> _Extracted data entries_
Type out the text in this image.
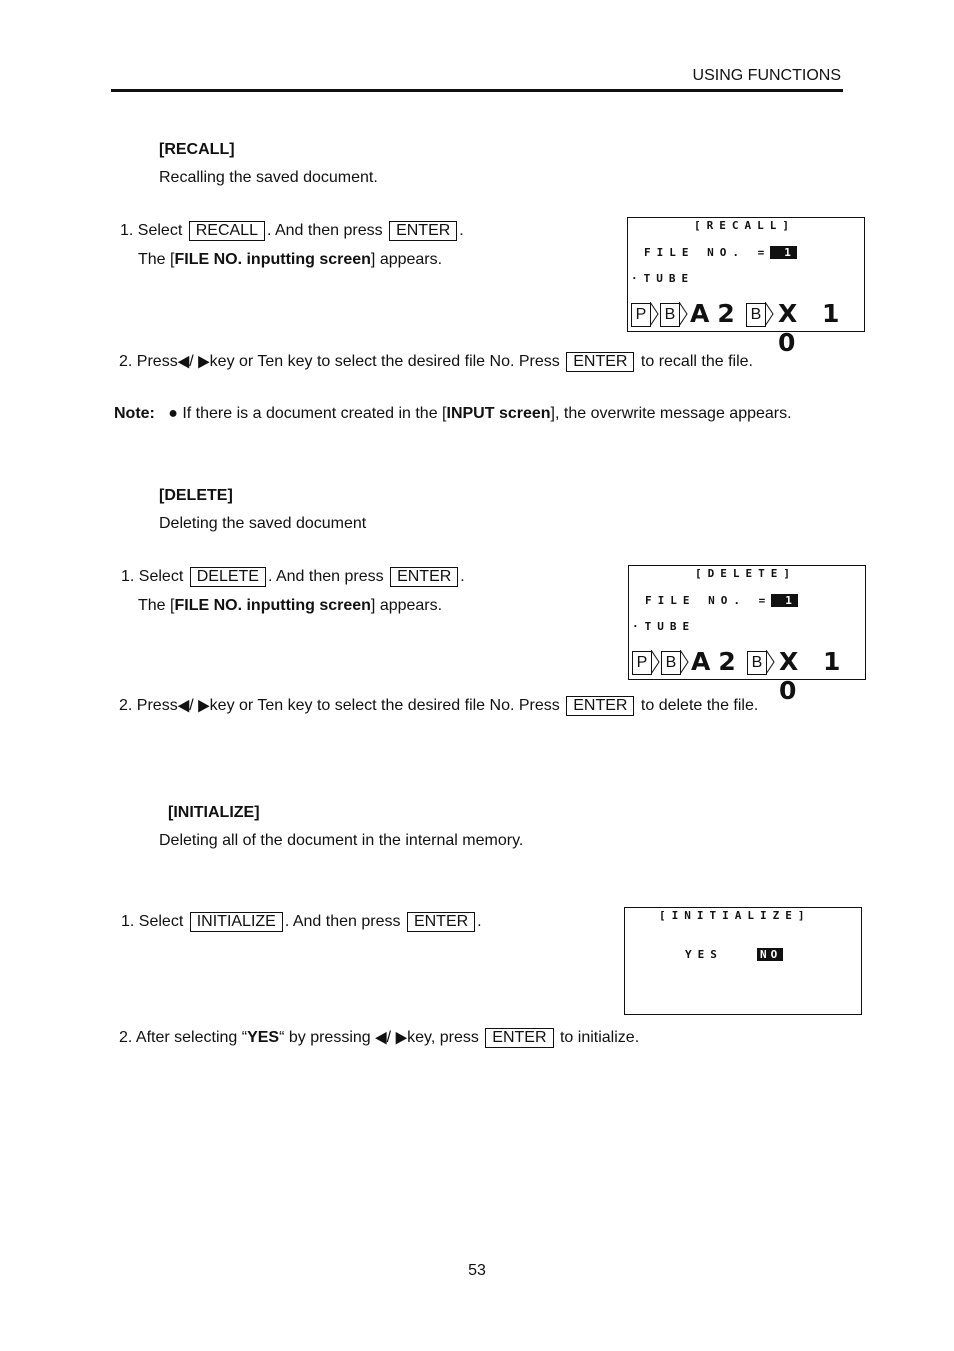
USING FUNCTIONS
[RECALL]
Recalling the saved document.
1. Select RECALL . And then press ENTER .
The [FILE NO. inputting screen] appears.
[RECALL]
FILE NO. = 1
·TUBE
P B A2 B X 1 0
2. Press◀/ ▶key or Ten key to select the desired file No. Press ENTER to recall the file.
Note: ● If there is a document created in the [INPUT screen], the overwrite message appears.
[DELETE]
Deleting the saved document
1. Select DELETE . And then press ENTER .
The [FILE NO. inputting screen] appears.
[DELETE]
FILE NO. = 1
·TUBE
P B A2 B X 1 0
2. Press◀/ ▶key or Ten key to select the desired file No. Press ENTER to delete the file.
[INITIALIZE]
Deleting all of the document in the internal memory.
1. Select INITIALIZE . And then press ENTER .	[INITIALIZE]
YES	NO
2. After selecting “YES“ by pressing ◀/ ▶key, press ENTER to initialize.
53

> _STATED GOAL_
Output the records above exactly; leave out the pictures.

> _RESPONSE_
Type out the text in this image.
USING FUNCTIONS
[RECALL]
Recalling the saved document.
1. Select RECALL . And then press ENTER .
The [FILE NO. inputting screen] appears.
[RECALL]
FILE NO. = 1
·TUBE
P B A2 B X 1 0
2. Press◀/ ▶key or Ten key to select the desired file No. Press ENTER to recall the file.
Note: ● If there is a document created in the [INPUT screen], the overwrite message appears.
[DELETE]
Deleting the saved document
1. Select DELETE . And then press ENTER .
The [FILE NO. inputting screen] appears.
[DELETE]
FILE NO. = 1
·TUBE
P B A2 B X 1 0
2. Press◀/ ▶key or Ten key to select the desired file No. Press ENTER to delete the file.
[INITIALIZE]
Deleting all of the document in the internal memory.
1. Select INITIALIZE . And then press ENTER .	[INITIALIZE]
YES	NO
2. After selecting “YES“ by pressing ◀/ ▶key, press ENTER to initialize.
53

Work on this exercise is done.